Source document |
--- begin ---

# Quiz2 Coding

In this coding part, you need to implement logistic regression with boostrapping techniques on the Hitter dataset. This code consists of three parts:

I. preparing the data 
**(do not change if not necessary)**

II. bootstrapping 
**(add your code in this part)**

III. plot 
**(do not change if not necessary)**


## I. Preparing the Data

**(do not change if not necessary)**

Like the practice coding, we use NewLeague as label and the rest as features, aiming to find the logistic regression model between label and features.

In [2]:
import pandas as pd

#the data can be downloaded from "https://github.com/jcrouser/islr-python/blob/master/data/Hitters.csv"
df = pd.read_csv('Hitters.csv')

# print (df.head(10))
df.dropna(inplace=True)

X = df[['AtBat','Hits','HmRun','Runs','RBI','Walks','Years','CAtBat','CHits','CHmRun','CRuns','CRBI','CWalks','League','Division','PutOuts','Assists','Errors','Salary']]
y = df[['NewLeague']]

X_cat = X.select_dtypes(exclude=['int64', 'float64'])                                                                                                         
X_dog = X.select_dtypes(include=['int64', 'float64'])

--- end ---

Parts of the exercise |
1) Answer each question from the coding quiz, one per line:
(a) Which dataset is the logistic regression to be run on?
(b) Which column serves as the label?
(c) In which part should new code be added?
2) What does the coding quiz cover? Summarize it in two sentences.
The lines after this point come from a different source.

Supplied data |
--- begin ---

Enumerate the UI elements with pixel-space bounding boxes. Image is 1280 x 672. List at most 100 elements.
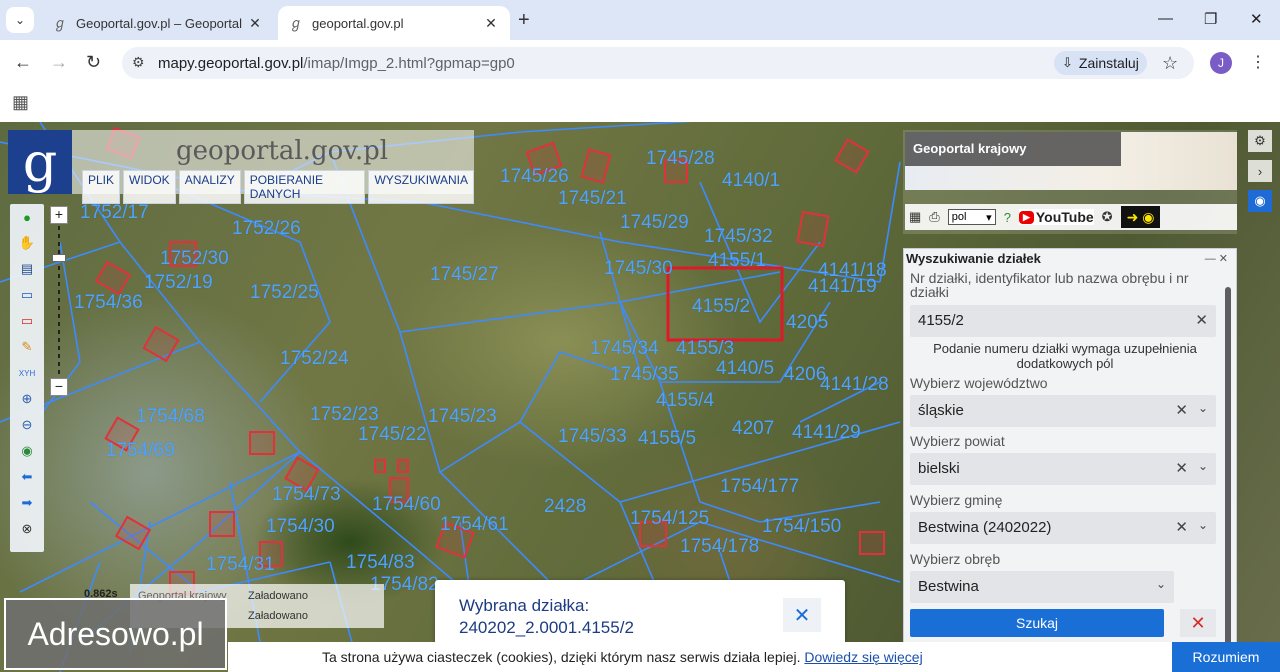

--- end ---

Complete answers |
1)
(a) The Hitter dataset
(b) NewLeague
(c) Part II, bootstrapping

2) The coding quiz calls for logistic regression with bootstrapping on the Hitter dataset, organized in three parts: preparing the data, bootstrapping (where new code is added), and plotting. The data-preparation code reads Hitters.csv, drops rows with missing values, takes NewLeague as the label and the remaining columns as features, and splits the features into non-numeric and numeric sets.